Task goal. Output the records exactly as they appear, with no pictures included.

[Data entries]
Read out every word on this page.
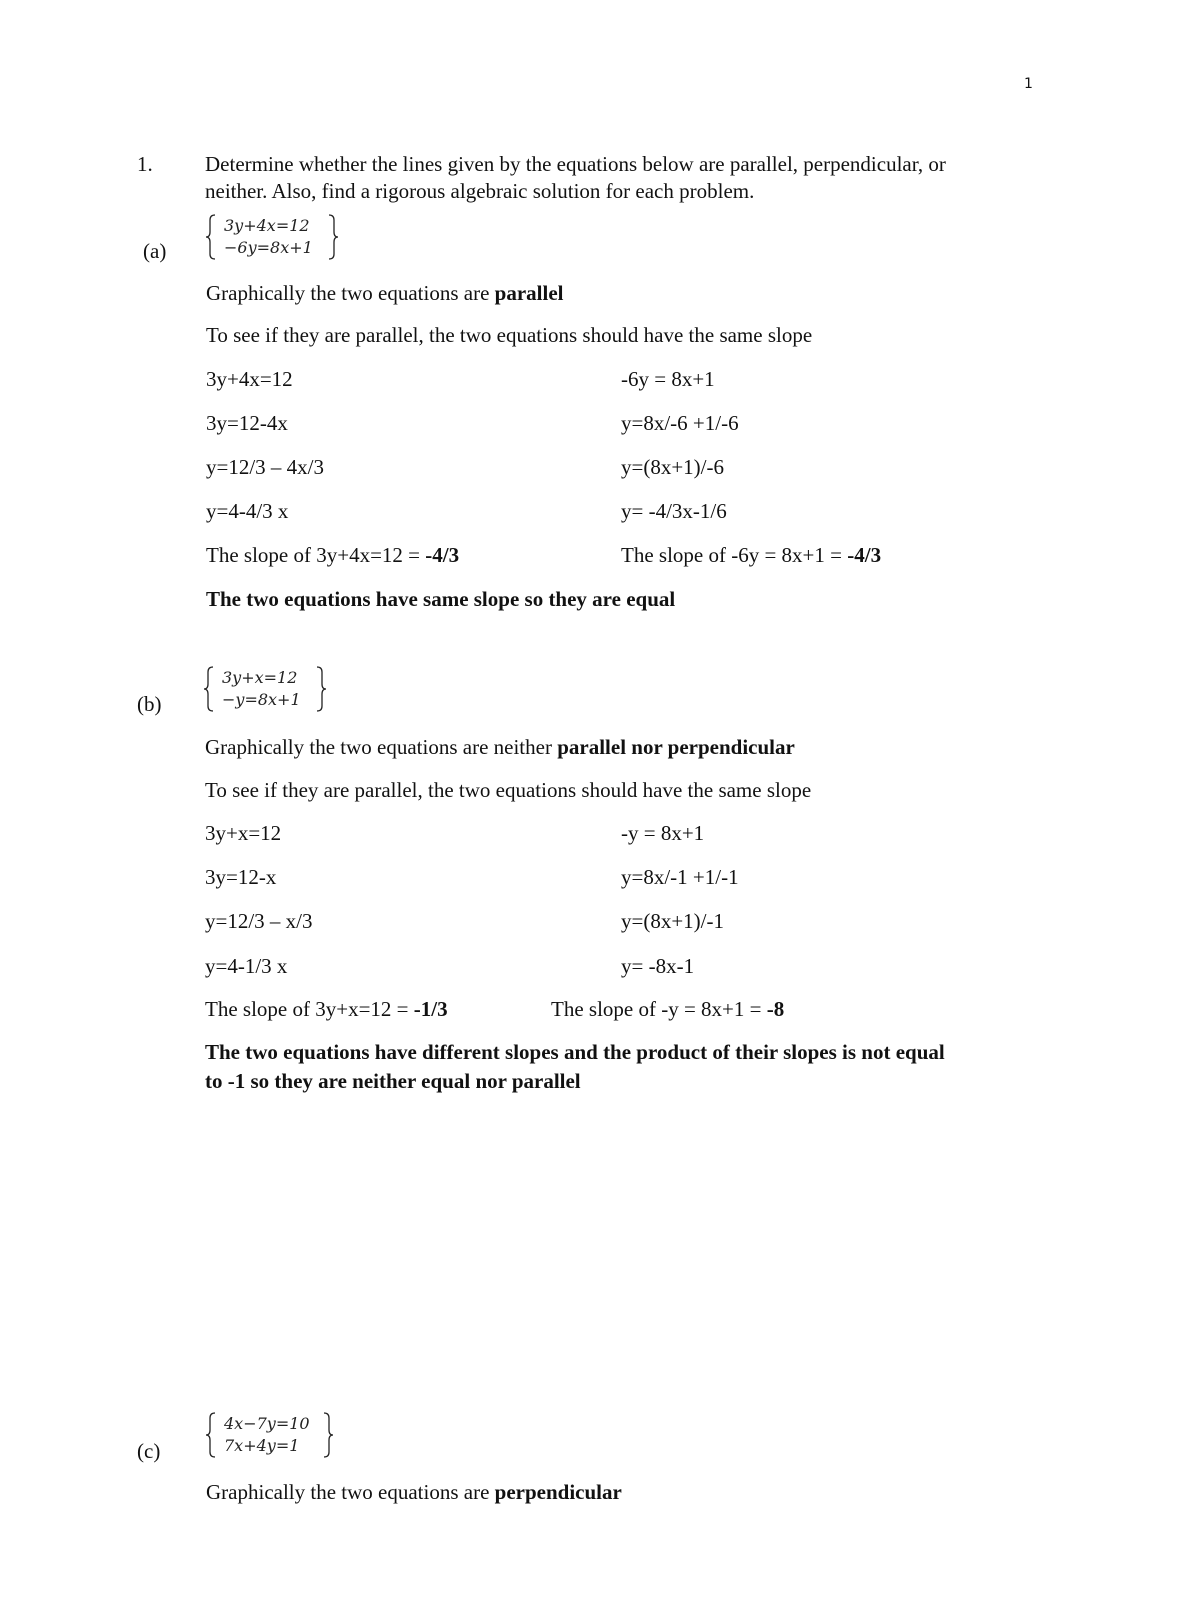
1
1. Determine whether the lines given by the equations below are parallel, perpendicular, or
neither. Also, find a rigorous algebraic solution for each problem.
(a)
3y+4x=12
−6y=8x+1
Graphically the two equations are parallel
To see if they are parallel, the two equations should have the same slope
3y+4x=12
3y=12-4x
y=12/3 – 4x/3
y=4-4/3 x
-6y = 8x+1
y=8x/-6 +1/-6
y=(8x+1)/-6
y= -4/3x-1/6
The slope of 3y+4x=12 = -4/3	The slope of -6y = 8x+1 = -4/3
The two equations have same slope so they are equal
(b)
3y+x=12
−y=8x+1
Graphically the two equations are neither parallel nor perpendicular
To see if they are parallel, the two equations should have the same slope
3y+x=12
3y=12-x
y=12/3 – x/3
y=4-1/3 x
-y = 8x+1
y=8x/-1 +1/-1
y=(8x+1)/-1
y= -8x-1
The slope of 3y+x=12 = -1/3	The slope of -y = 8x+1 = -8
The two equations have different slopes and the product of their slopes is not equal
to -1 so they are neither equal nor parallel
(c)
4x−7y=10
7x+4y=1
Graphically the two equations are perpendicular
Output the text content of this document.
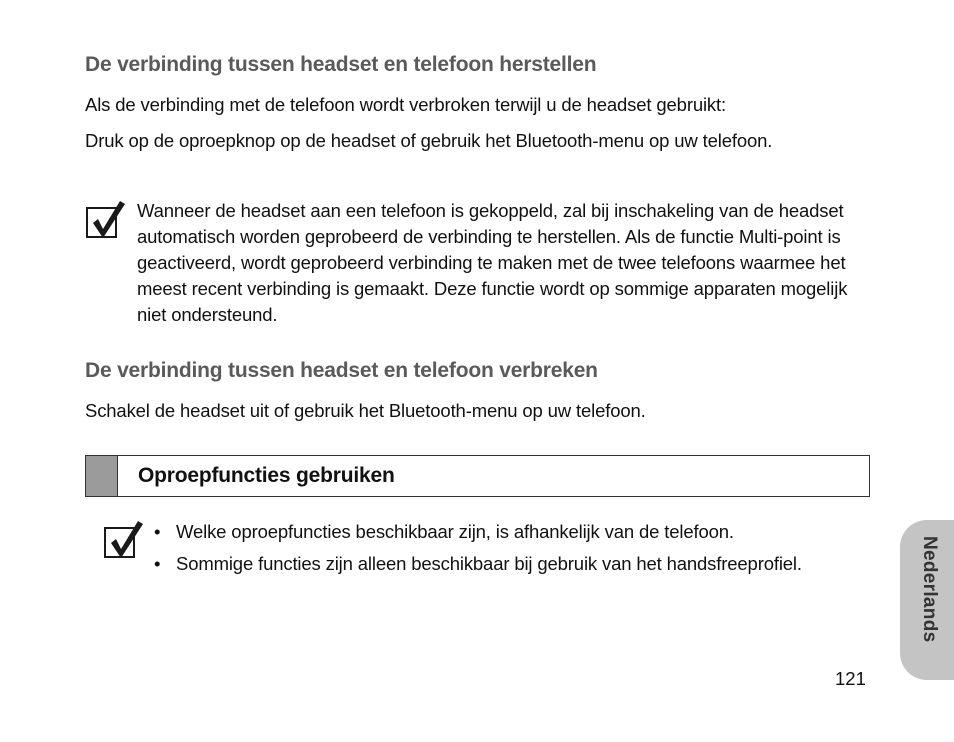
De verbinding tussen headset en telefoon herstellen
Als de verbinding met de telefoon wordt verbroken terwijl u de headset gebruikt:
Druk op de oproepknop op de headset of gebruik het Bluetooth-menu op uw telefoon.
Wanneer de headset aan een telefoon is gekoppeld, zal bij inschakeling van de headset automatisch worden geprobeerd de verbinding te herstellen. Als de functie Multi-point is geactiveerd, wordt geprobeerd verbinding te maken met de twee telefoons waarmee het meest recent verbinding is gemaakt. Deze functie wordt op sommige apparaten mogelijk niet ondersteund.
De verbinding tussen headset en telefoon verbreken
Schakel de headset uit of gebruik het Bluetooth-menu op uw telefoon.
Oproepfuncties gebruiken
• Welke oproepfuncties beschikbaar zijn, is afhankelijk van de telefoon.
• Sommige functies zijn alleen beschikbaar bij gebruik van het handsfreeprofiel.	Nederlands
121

Solution for this exercise.
Read out every word on this page.
1
1. Determine whether the lines given by the equations below are parallel, perpendicular, or
neither. Also, find a rigorous algebraic solution for each problem.
(a)
3y+4x=12
−6y=8x+1
Graphically the two equations are parallel
To see if they are parallel, the two equations should have the same slope
3y+4x=12
3y=12-4x
y=12/3 – 4x/3
y=4-4/3 x
-6y = 8x+1
y=8x/-6 +1/-6
y=(8x+1)/-6
y= -4/3x-1/6
The slope of 3y+4x=12 = -4/3	The slope of -6y = 8x+1 = -4/3
The two equations have same slope so they are equal
(b)
3y+x=12
−y=8x+1
Graphically the two equations are neither parallel nor perpendicular
To see if they are parallel, the two equations should have the same slope
3y+x=12
3y=12-x
y=12/3 – x/3
y=4-1/3 x
-y = 8x+1
y=8x/-1 +1/-1
y=(8x+1)/-1
y= -8x-1
The slope of 3y+x=12 = -1/3	The slope of -y = 8x+1 = -8
The two equations have different slopes and the product of their slopes is not equal
to -1 so they are neither equal nor parallel
(c)
4x−7y=10
7x+4y=1
Graphically the two equations are perpendicular
Output the text content of this document.
De verbinding tussen headset en telefoon herstellen
Als de verbinding met de telefoon wordt verbroken terwijl u de headset gebruikt:
Druk op de oproepknop op de headset of gebruik het Bluetooth-menu op uw telefoon.
Wanneer de headset aan een telefoon is gekoppeld, zal bij inschakeling van de headset automatisch worden geprobeerd de verbinding te herstellen. Als de functie Multi-point is geactiveerd, wordt geprobeerd verbinding te maken met de twee telefoons waarmee het meest recent verbinding is gemaakt. Deze functie wordt op sommige apparaten mogelijk niet ondersteund.
De verbinding tussen headset en telefoon verbreken
Schakel de headset uit of gebruik het Bluetooth-menu op uw telefoon.
Oproepfuncties gebruiken
• Welke oproepfuncties beschikbaar zijn, is afhankelijk van de telefoon.
• Sommige functies zijn alleen beschikbaar bij gebruik van het handsfreeprofiel.	Nederlands
121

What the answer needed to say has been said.